## TASK:
Would you repeat every entry below word for word but drop the images?

## SOURCE MATERIAL:
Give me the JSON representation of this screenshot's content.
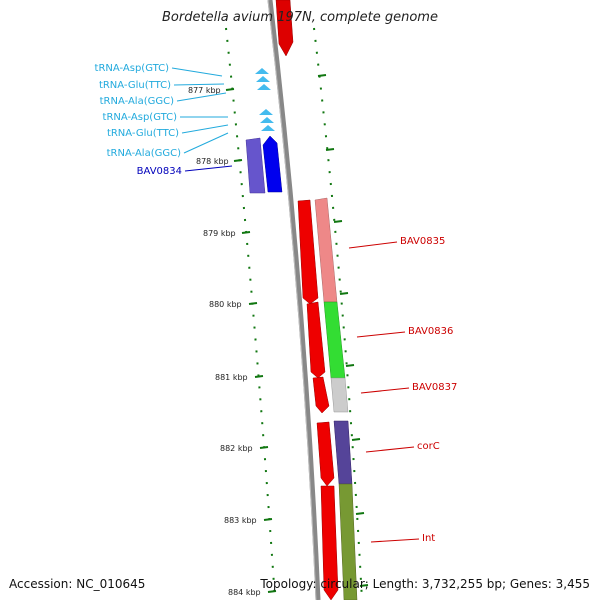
{
  "title": "Bordetella avium 197N, complete genome",
  "footer": {
    "accession": "Accession: NC_010645",
    "topology": "Topology: circular; Length: 3,732,255 bp; Genes: 3,455"
  },
  "colors": {
    "trna": "#22aadd",
    "trna_marker": "#44bbee",
    "blue_gene": "#0000cc",
    "red_gene": "#cc0000",
    "tick_green": "#117711",
    "backbone": "#888888"
  },
  "ticks": [
    {
      "label": "877 kbp"
    },
    {
      "label": "878 kbp"
    },
    {
      "label": "879 kbp"
    },
    {
      "label": "880 kbp"
    },
    {
      "label": "881 kbp"
    },
    {
      "label": "882 kbp"
    },
    {
      "label": "883 kbp"
    },
    {
      "label": "884 kbp"
    }
  ],
  "trna_labels": [
    "tRNA-Asp(GTC)",
    "tRNA-Glu(TTC)",
    "tRNA-Ala(GGC)",
    "tRNA-Asp(GTC)",
    "tRNA-Glu(TTC)",
    "tRNA-Ala(GGC)"
  ],
  "left_gene_label": "BAV0834",
  "right_gene_labels": [
    "BAV0835",
    "BAV0836",
    "BAV0837",
    "corC",
    "Int"
  ]
}
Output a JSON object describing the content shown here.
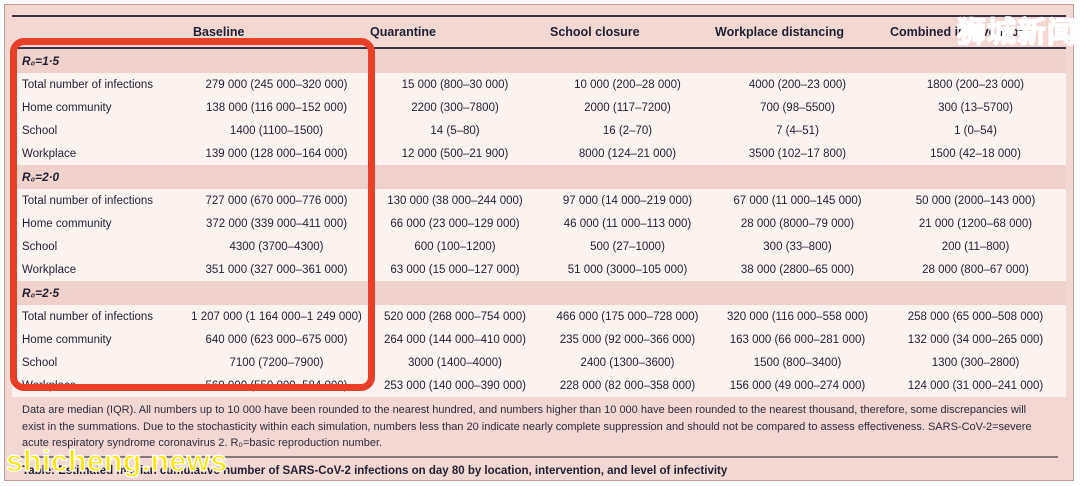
{
  "table": {
    "columns": [
      "",
      "Baseline",
      "Quarantine",
      "School closure",
      "Workplace distancing",
      "Combined intervention"
    ],
    "sections": [
      {
        "title": "R₀=1·5",
        "rows": [
          {
            "label": "Total number of infections",
            "values": [
              "279 000 (245 000–320 000)",
              "15 000 (800–30 000)",
              "10 000 (200–28 000)",
              "4000 (200–23 000)",
              "1800 (200–23 000)"
            ]
          },
          {
            "label": "Home community",
            "values": [
              "138 000 (116 000–152 000)",
              "2200 (300–7800)",
              "2000 (117–7200)",
              "700 (98–5500)",
              "300 (13–5700)"
            ]
          },
          {
            "label": "School",
            "values": [
              "1400 (1100–1500)",
              "14 (5–80)",
              "16 (2–70)",
              "7 (4–51)",
              "1 (0–54)"
            ]
          },
          {
            "label": "Workplace",
            "values": [
              "139 000 (128 000–164 000)",
              "12 000 (500–21 900)",
              "8000 (124–21 000)",
              "3500 (102–17 800)",
              "1500 (42–18 000)"
            ]
          }
        ]
      },
      {
        "title": "R₀=2·0",
        "rows": [
          {
            "label": "Total number of infections",
            "values": [
              "727 000 (670 000–776 000)",
              "130 000 (38 000–244 000)",
              "97 000 (14 000–219 000)",
              "67 000 (11 000–145 000)",
              "50 000 (2000–143 000)"
            ]
          },
          {
            "label": "Home community",
            "values": [
              "372 000 (339 000–411 000)",
              "66 000 (23 000–129 000)",
              "46 000 (11 000–113 000)",
              "28 000 (8000–79 000)",
              "21 000 (1200–68 000)"
            ]
          },
          {
            "label": "School",
            "values": [
              "4300 (3700–4300)",
              "600 (100–1200)",
              "500 (27–1000)",
              "300 (33–800)",
              "200 (11–800)"
            ]
          },
          {
            "label": "Workplace",
            "values": [
              "351 000 (327 000–361 000)",
              "63 000 (15 000–127 000)",
              "51 000 (3000–105 000)",
              "38 000 (2800–65 000)",
              "28 000 (800–67 000)"
            ]
          }
        ]
      },
      {
        "title": "R₀=2·5",
        "rows": [
          {
            "label": "Total number of infections",
            "values": [
              "1 207 000 (1 164 000–1 249 000)",
              "520 000 (268 000–754 000)",
              "466 000 (175 000–728 000)",
              "320 000 (116 000–558 000)",
              "258 000 (65 000–508 000)"
            ]
          },
          {
            "label": "Home community",
            "values": [
              "640 000 (623 000–675 000)",
              "264 000 (144 000–410 000)",
              "235 000 (92 000–366 000)",
              "163 000 (66 000–281 000)",
              "132 000 (34 000–265 000)"
            ]
          },
          {
            "label": "School",
            "values": [
              "7100 (7200–7900)",
              "3000 (1400–4000)",
              "2400 (1300–3600)",
              "1500 (800–3400)",
              "1300 (300–2800)"
            ]
          },
          {
            "label": "Workplace",
            "values": [
              "560 000 (550 000–584 000)",
              "253 000 (140 000–390 000)",
              "228 000 (82 000–358 000)",
              "156 000 (49 000–274 000)",
              "124 000 (31 000–241 000)"
            ]
          }
        ]
      }
    ],
    "footnote": "Data are median (IQR). All numbers up to 10 000 have been rounded to the nearest hundred, and numbers higher than 10 000 have been rounded to the nearest thousand, therefore, some discrepancies will exist in the summations. Due to the stochasticity within each simulation, numbers less than 20 indicate nearly complete suppression and should not be compared to assess effectiveness. SARS-CoV-2=severe acute respiratory syndrome coronavirus 2. R₀=basic reproduction number.",
    "caption": "Table: Estimated median cumulative number of SARS-CoV-2 infections on day 80 by location, intervention, and level of infectivity"
  },
  "watermarks": {
    "top_right": "狮城新闻",
    "bottom_left": "shicheng.news"
  },
  "annotation": {
    "highlight_box_color": "#e83f28"
  },
  "colors": {
    "panel_pink": "#f3d7d2",
    "band_pink": "#f0d1cb",
    "row_white": "#fcf3f0",
    "watermark_yellow": "#ffe602",
    "text_dark": "#1f1f33"
  }
}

## ANSWER:
Give me the JSON representation of this screenshot's content.
{
  "title": "Bordetella avium 197N, complete genome",
  "footer": {
    "accession": "Accession: NC_010645",
    "topology": "Topology: circular; Length: 3,732,255 bp; Genes: 3,455"
  },
  "colors": {
    "trna": "#22aadd",
    "trna_marker": "#44bbee",
    "blue_gene": "#0000cc",
    "red_gene": "#cc0000",
    "tick_green": "#117711",
    "backbone": "#888888"
  },
  "ticks": [
    {
      "label": "877 kbp"
    },
    {
      "label": "878 kbp"
    },
    {
      "label": "879 kbp"
    },
    {
      "label": "880 kbp"
    },
    {
      "label": "881 kbp"
    },
    {
      "label": "882 kbp"
    },
    {
      "label": "883 kbp"
    },
    {
      "label": "884 kbp"
    }
  ],
  "trna_labels": [
    "tRNA-Asp(GTC)",
    "tRNA-Glu(TTC)",
    "tRNA-Ala(GGC)",
    "tRNA-Asp(GTC)",
    "tRNA-Glu(TTC)",
    "tRNA-Ala(GGC)"
  ],
  "left_gene_label": "BAV0834",
  "right_gene_labels": [
    "BAV0835",
    "BAV0836",
    "BAV0837",
    "corC",
    "Int"
  ]
}
Output a JSON object describing the content shown here.
{
  "table": {
    "columns": [
      "",
      "Baseline",
      "Quarantine",
      "School closure",
      "Workplace distancing",
      "Combined intervention"
    ],
    "sections": [
      {
        "title": "R₀=1·5",
        "rows": [
          {
            "label": "Total number of infections",
            "values": [
              "279 000 (245 000–320 000)",
              "15 000 (800–30 000)",
              "10 000 (200–28 000)",
              "4000 (200–23 000)",
              "1800 (200–23 000)"
            ]
          },
          {
            "label": "Home community",
            "values": [
              "138 000 (116 000–152 000)",
              "2200 (300–7800)",
              "2000 (117–7200)",
              "700 (98–5500)",
              "300 (13–5700)"
            ]
          },
          {
            "label": "School",
            "values": [
              "1400 (1100–1500)",
              "14 (5–80)",
              "16 (2–70)",
              "7 (4–51)",
              "1 (0–54)"
            ]
          },
          {
            "label": "Workplace",
            "values": [
              "139 000 (128 000–164 000)",
              "12 000 (500–21 900)",
              "8000 (124–21 000)",
              "3500 (102–17 800)",
              "1500 (42–18 000)"
            ]
          }
        ]
      },
      {
        "title": "R₀=2·0",
        "rows": [
          {
            "label": "Total number of infections",
            "values": [
              "727 000 (670 000–776 000)",
              "130 000 (38 000–244 000)",
              "97 000 (14 000–219 000)",
              "67 000 (11 000–145 000)",
              "50 000 (2000–143 000)"
            ]
          },
          {
            "label": "Home community",
            "values": [
              "372 000 (339 000–411 000)",
              "66 000 (23 000–129 000)",
              "46 000 (11 000–113 000)",
              "28 000 (8000–79 000)",
              "21 000 (1200–68 000)"
            ]
          },
          {
            "label": "School",
            "values": [
              "4300 (3700–4300)",
              "600 (100–1200)",
              "500 (27–1000)",
              "300 (33–800)",
              "200 (11–800)"
            ]
          },
          {
            "label": "Workplace",
            "values": [
              "351 000 (327 000–361 000)",
              "63 000 (15 000–127 000)",
              "51 000 (3000–105 000)",
              "38 000 (2800–65 000)",
              "28 000 (800–67 000)"
            ]
          }
        ]
      },
      {
        "title": "R₀=2·5",
        "rows": [
          {
            "label": "Total number of infections",
            "values": [
              "1 207 000 (1 164 000–1 249 000)",
              "520 000 (268 000–754 000)",
              "466 000 (175 000–728 000)",
              "320 000 (116 000–558 000)",
              "258 000 (65 000–508 000)"
            ]
          },
          {
            "label": "Home community",
            "values": [
              "640 000 (623 000–675 000)",
              "264 000 (144 000–410 000)",
              "235 000 (92 000–366 000)",
              "163 000 (66 000–281 000)",
              "132 000 (34 000–265 000)"
            ]
          },
          {
            "label": "School",
            "values": [
              "7100 (7200–7900)",
              "3000 (1400–4000)",
              "2400 (1300–3600)",
              "1500 (800–3400)",
              "1300 (300–2800)"
            ]
          },
          {
            "label": "Workplace",
            "values": [
              "560 000 (550 000–584 000)",
              "253 000 (140 000–390 000)",
              "228 000 (82 000–358 000)",
              "156 000 (49 000–274 000)",
              "124 000 (31 000–241 000)"
            ]
          }
        ]
      }
    ],
    "footnote": "Data are median (IQR). All numbers up to 10 000 have been rounded to the nearest hundred, and numbers higher than 10 000 have been rounded to the nearest thousand, therefore, some discrepancies will exist in the summations. Due to the stochasticity within each simulation, numbers less than 20 indicate nearly complete suppression and should not be compared to assess effectiveness. SARS-CoV-2=severe acute respiratory syndrome coronavirus 2. R₀=basic reproduction number.",
    "caption": "Table: Estimated median cumulative number of SARS-CoV-2 infections on day 80 by location, intervention, and level of infectivity"
  },
  "watermarks": {
    "top_right": "狮城新闻",
    "bottom_left": "shicheng.news"
  },
  "annotation": {
    "highlight_box_color": "#e83f28"
  },
  "colors": {
    "panel_pink": "#f3d7d2",
    "band_pink": "#f0d1cb",
    "row_white": "#fcf3f0",
    "watermark_yellow": "#ffe602",
    "text_dark": "#1f1f33"
  }
}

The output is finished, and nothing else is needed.